• WHAT TO PRODUCE: Without the images, output each record below as it stands.

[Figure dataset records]
------------------------------
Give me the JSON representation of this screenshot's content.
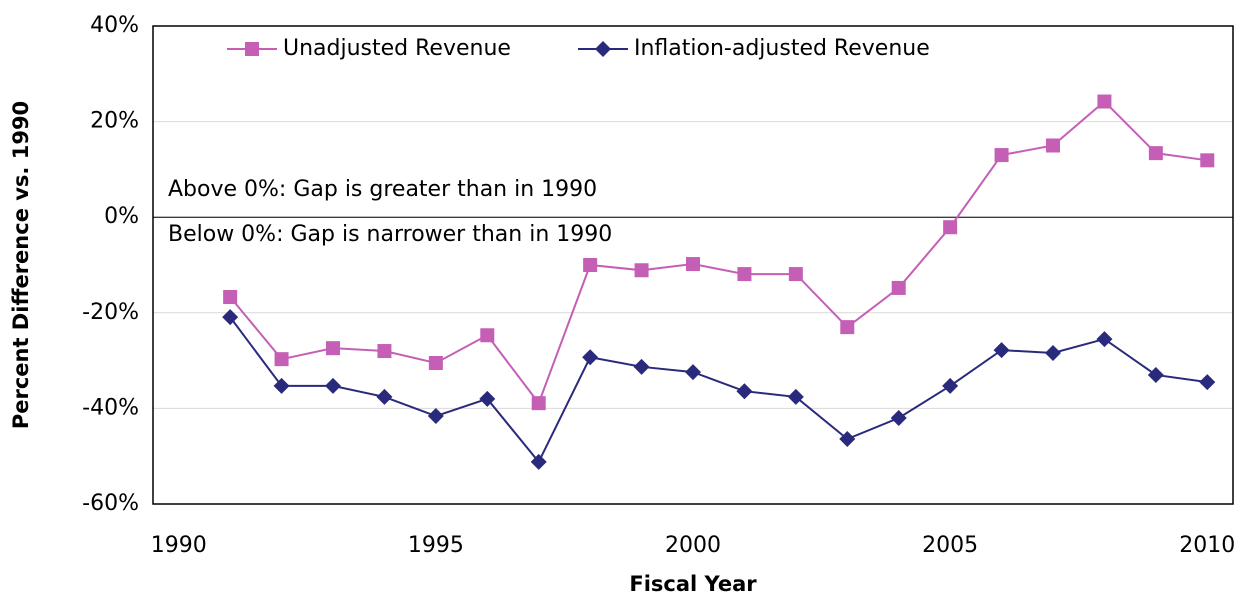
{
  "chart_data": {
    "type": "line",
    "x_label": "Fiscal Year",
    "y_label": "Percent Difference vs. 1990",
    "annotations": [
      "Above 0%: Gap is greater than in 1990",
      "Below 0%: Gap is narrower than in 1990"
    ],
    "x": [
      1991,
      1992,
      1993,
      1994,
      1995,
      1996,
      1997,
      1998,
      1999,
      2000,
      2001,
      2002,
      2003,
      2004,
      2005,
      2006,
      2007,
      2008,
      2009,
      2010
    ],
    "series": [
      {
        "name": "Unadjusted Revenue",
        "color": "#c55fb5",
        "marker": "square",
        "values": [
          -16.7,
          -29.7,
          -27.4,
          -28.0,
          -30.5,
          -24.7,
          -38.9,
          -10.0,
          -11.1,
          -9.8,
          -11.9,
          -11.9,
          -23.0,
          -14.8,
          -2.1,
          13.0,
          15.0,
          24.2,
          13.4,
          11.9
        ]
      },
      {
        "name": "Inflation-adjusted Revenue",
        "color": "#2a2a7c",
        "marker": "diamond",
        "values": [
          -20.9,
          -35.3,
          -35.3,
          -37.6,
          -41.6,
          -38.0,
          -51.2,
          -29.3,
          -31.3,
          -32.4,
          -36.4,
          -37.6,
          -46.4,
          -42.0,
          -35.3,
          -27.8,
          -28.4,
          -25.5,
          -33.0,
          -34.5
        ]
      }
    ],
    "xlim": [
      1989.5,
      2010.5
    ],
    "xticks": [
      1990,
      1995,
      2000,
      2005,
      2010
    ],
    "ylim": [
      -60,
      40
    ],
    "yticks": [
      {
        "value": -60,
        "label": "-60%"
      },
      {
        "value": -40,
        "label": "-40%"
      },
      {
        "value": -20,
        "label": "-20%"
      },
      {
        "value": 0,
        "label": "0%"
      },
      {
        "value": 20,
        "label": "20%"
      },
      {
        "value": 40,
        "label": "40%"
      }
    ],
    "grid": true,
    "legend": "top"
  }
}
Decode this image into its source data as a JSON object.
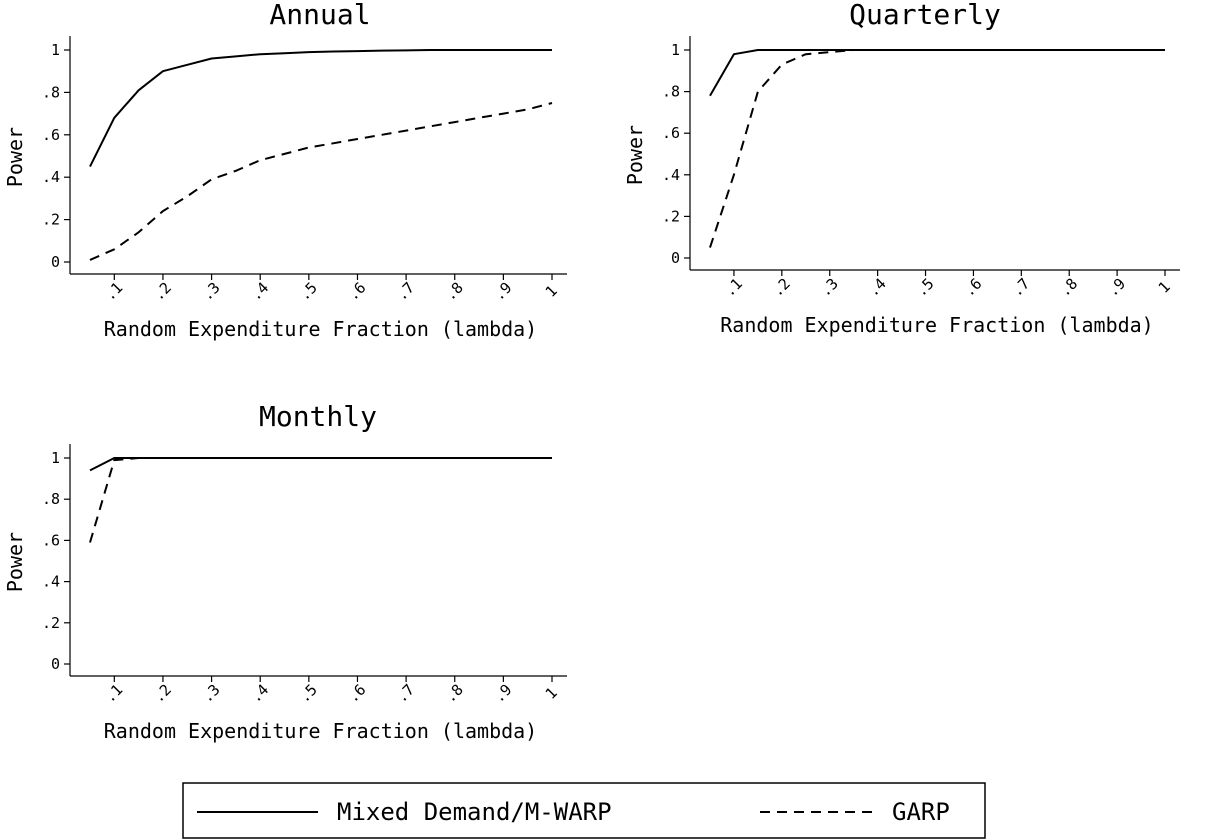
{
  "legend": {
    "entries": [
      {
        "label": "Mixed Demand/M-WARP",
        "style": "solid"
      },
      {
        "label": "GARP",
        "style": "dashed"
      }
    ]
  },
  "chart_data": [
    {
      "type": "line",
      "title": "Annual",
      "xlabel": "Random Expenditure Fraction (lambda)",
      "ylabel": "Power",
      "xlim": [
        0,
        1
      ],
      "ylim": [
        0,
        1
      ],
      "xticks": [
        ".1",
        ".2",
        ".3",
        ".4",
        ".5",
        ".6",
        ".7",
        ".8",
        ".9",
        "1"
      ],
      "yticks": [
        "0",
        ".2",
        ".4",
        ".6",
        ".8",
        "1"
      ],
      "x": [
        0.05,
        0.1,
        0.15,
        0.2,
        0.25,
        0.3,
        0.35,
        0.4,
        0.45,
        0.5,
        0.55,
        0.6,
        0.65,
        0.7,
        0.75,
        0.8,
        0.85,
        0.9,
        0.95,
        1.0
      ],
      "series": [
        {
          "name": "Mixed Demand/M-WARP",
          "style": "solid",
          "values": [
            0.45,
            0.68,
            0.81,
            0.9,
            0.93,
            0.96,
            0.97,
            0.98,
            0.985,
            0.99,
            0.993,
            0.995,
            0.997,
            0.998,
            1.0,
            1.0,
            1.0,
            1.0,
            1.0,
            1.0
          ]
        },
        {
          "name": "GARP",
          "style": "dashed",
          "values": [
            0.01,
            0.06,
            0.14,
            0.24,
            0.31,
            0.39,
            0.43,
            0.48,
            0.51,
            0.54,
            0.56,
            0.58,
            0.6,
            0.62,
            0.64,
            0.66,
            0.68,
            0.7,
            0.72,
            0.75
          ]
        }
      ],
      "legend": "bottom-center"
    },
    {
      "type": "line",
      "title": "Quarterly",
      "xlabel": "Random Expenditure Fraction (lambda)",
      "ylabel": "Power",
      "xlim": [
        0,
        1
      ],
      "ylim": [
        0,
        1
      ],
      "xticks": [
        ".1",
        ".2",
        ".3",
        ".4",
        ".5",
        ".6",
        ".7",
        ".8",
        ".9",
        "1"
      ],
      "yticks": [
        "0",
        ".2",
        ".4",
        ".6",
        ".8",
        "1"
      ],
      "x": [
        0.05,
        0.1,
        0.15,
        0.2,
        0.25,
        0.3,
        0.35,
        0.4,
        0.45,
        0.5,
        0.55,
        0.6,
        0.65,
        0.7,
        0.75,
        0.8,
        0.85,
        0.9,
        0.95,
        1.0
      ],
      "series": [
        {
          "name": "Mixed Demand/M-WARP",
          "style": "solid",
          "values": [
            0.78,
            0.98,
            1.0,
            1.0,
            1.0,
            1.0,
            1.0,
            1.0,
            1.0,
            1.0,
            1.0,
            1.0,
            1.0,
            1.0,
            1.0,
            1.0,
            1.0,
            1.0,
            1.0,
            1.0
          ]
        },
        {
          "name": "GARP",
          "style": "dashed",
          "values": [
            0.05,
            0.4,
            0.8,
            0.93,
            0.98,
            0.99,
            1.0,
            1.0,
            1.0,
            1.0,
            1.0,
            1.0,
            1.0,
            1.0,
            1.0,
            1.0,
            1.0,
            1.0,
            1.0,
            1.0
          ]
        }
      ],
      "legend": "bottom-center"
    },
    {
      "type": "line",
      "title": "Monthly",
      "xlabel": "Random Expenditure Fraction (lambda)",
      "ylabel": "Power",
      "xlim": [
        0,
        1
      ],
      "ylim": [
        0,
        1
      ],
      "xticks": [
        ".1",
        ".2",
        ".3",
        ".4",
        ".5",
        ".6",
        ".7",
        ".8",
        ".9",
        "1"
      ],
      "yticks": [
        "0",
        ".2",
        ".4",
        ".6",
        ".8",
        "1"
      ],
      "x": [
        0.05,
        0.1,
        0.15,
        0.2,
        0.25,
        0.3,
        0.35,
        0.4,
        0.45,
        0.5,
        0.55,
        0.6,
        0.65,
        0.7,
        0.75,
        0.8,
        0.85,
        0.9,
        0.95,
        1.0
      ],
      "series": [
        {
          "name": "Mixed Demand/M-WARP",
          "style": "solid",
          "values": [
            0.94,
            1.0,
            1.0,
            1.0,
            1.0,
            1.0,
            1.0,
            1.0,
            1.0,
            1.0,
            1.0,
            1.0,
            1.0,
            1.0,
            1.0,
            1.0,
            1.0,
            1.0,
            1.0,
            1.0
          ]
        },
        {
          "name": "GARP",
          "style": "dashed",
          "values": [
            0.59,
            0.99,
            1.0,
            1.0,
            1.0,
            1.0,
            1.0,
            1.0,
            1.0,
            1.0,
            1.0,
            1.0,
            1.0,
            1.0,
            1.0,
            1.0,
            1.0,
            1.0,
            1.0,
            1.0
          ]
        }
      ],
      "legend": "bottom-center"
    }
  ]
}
------------------------------
• EXERCISE ANSWER:
Give me the JSON representation of this screenshot's content.
{
  "chart_data": {
    "type": "line",
    "x_label": "Fiscal Year",
    "y_label": "Percent Difference vs. 1990",
    "annotations": [
      "Above 0%: Gap is greater than in 1990",
      "Below 0%: Gap is narrower than in 1990"
    ],
    "x": [
      1991,
      1992,
      1993,
      1994,
      1995,
      1996,
      1997,
      1998,
      1999,
      2000,
      2001,
      2002,
      2003,
      2004,
      2005,
      2006,
      2007,
      2008,
      2009,
      2010
    ],
    "series": [
      {
        "name": "Unadjusted Revenue",
        "color": "#c55fb5",
        "marker": "square",
        "values": [
          -16.7,
          -29.7,
          -27.4,
          -28.0,
          -30.5,
          -24.7,
          -38.9,
          -10.0,
          -11.1,
          -9.8,
          -11.9,
          -11.9,
          -23.0,
          -14.8,
          -2.1,
          13.0,
          15.0,
          24.2,
          13.4,
          11.9
        ]
      },
      {
        "name": "Inflation-adjusted Revenue",
        "color": "#2a2a7c",
        "marker": "diamond",
        "values": [
          -20.9,
          -35.3,
          -35.3,
          -37.6,
          -41.6,
          -38.0,
          -51.2,
          -29.3,
          -31.3,
          -32.4,
          -36.4,
          -37.6,
          -46.4,
          -42.0,
          -35.3,
          -27.8,
          -28.4,
          -25.5,
          -33.0,
          -34.5
        ]
      }
    ],
    "xlim": [
      1989.5,
      2010.5
    ],
    "xticks": [
      1990,
      1995,
      2000,
      2005,
      2010
    ],
    "ylim": [
      -60,
      40
    ],
    "yticks": [
      {
        "value": -60,
        "label": "-60%"
      },
      {
        "value": -40,
        "label": "-40%"
      },
      {
        "value": -20,
        "label": "-20%"
      },
      {
        "value": 0,
        "label": "0%"
      },
      {
        "value": 20,
        "label": "20%"
      },
      {
        "value": 40,
        "label": "40%"
      }
    ],
    "grid": true,
    "legend": "top"
  }
}
Decode this image into its source data as a JSON object.
{
  "legend": {
    "entries": [
      {
        "label": "Mixed Demand/M-WARP",
        "style": "solid"
      },
      {
        "label": "GARP",
        "style": "dashed"
      }
    ]
  },
  "chart_data": [
    {
      "type": "line",
      "title": "Annual",
      "xlabel": "Random Expenditure Fraction (lambda)",
      "ylabel": "Power",
      "xlim": [
        0,
        1
      ],
      "ylim": [
        0,
        1
      ],
      "xticks": [
        ".1",
        ".2",
        ".3",
        ".4",
        ".5",
        ".6",
        ".7",
        ".8",
        ".9",
        "1"
      ],
      "yticks": [
        "0",
        ".2",
        ".4",
        ".6",
        ".8",
        "1"
      ],
      "x": [
        0.05,
        0.1,
        0.15,
        0.2,
        0.25,
        0.3,
        0.35,
        0.4,
        0.45,
        0.5,
        0.55,
        0.6,
        0.65,
        0.7,
        0.75,
        0.8,
        0.85,
        0.9,
        0.95,
        1.0
      ],
      "series": [
        {
          "name": "Mixed Demand/M-WARP",
          "style": "solid",
          "values": [
            0.45,
            0.68,
            0.81,
            0.9,
            0.93,
            0.96,
            0.97,
            0.98,
            0.985,
            0.99,
            0.993,
            0.995,
            0.997,
            0.998,
            1.0,
            1.0,
            1.0,
            1.0,
            1.0,
            1.0
          ]
        },
        {
          "name": "GARP",
          "style": "dashed",
          "values": [
            0.01,
            0.06,
            0.14,
            0.24,
            0.31,
            0.39,
            0.43,
            0.48,
            0.51,
            0.54,
            0.56,
            0.58,
            0.6,
            0.62,
            0.64,
            0.66,
            0.68,
            0.7,
            0.72,
            0.75
          ]
        }
      ],
      "legend": "bottom-center"
    },
    {
      "type": "line",
      "title": "Quarterly",
      "xlabel": "Random Expenditure Fraction (lambda)",
      "ylabel": "Power",
      "xlim": [
        0,
        1
      ],
      "ylim": [
        0,
        1
      ],
      "xticks": [
        ".1",
        ".2",
        ".3",
        ".4",
        ".5",
        ".6",
        ".7",
        ".8",
        ".9",
        "1"
      ],
      "yticks": [
        "0",
        ".2",
        ".4",
        ".6",
        ".8",
        "1"
      ],
      "x": [
        0.05,
        0.1,
        0.15,
        0.2,
        0.25,
        0.3,
        0.35,
        0.4,
        0.45,
        0.5,
        0.55,
        0.6,
        0.65,
        0.7,
        0.75,
        0.8,
        0.85,
        0.9,
        0.95,
        1.0
      ],
      "series": [
        {
          "name": "Mixed Demand/M-WARP",
          "style": "solid",
          "values": [
            0.78,
            0.98,
            1.0,
            1.0,
            1.0,
            1.0,
            1.0,
            1.0,
            1.0,
            1.0,
            1.0,
            1.0,
            1.0,
            1.0,
            1.0,
            1.0,
            1.0,
            1.0,
            1.0,
            1.0
          ]
        },
        {
          "name": "GARP",
          "style": "dashed",
          "values": [
            0.05,
            0.4,
            0.8,
            0.93,
            0.98,
            0.99,
            1.0,
            1.0,
            1.0,
            1.0,
            1.0,
            1.0,
            1.0,
            1.0,
            1.0,
            1.0,
            1.0,
            1.0,
            1.0,
            1.0
          ]
        }
      ],
      "legend": "bottom-center"
    },
    {
      "type": "line",
      "title": "Monthly",
      "xlabel": "Random Expenditure Fraction (lambda)",
      "ylabel": "Power",
      "xlim": [
        0,
        1
      ],
      "ylim": [
        0,
        1
      ],
      "xticks": [
        ".1",
        ".2",
        ".3",
        ".4",
        ".5",
        ".6",
        ".7",
        ".8",
        ".9",
        "1"
      ],
      "yticks": [
        "0",
        ".2",
        ".4",
        ".6",
        ".8",
        "1"
      ],
      "x": [
        0.05,
        0.1,
        0.15,
        0.2,
        0.25,
        0.3,
        0.35,
        0.4,
        0.45,
        0.5,
        0.55,
        0.6,
        0.65,
        0.7,
        0.75,
        0.8,
        0.85,
        0.9,
        0.95,
        1.0
      ],
      "series": [
        {
          "name": "Mixed Demand/M-WARP",
          "style": "solid",
          "values": [
            0.94,
            1.0,
            1.0,
            1.0,
            1.0,
            1.0,
            1.0,
            1.0,
            1.0,
            1.0,
            1.0,
            1.0,
            1.0,
            1.0,
            1.0,
            1.0,
            1.0,
            1.0,
            1.0,
            1.0
          ]
        },
        {
          "name": "GARP",
          "style": "dashed",
          "values": [
            0.59,
            0.99,
            1.0,
            1.0,
            1.0,
            1.0,
            1.0,
            1.0,
            1.0,
            1.0,
            1.0,
            1.0,
            1.0,
            1.0,
            1.0,
            1.0,
            1.0,
            1.0,
            1.0,
            1.0
          ]
        }
      ],
      "legend": "bottom-center"
    }
  ]
}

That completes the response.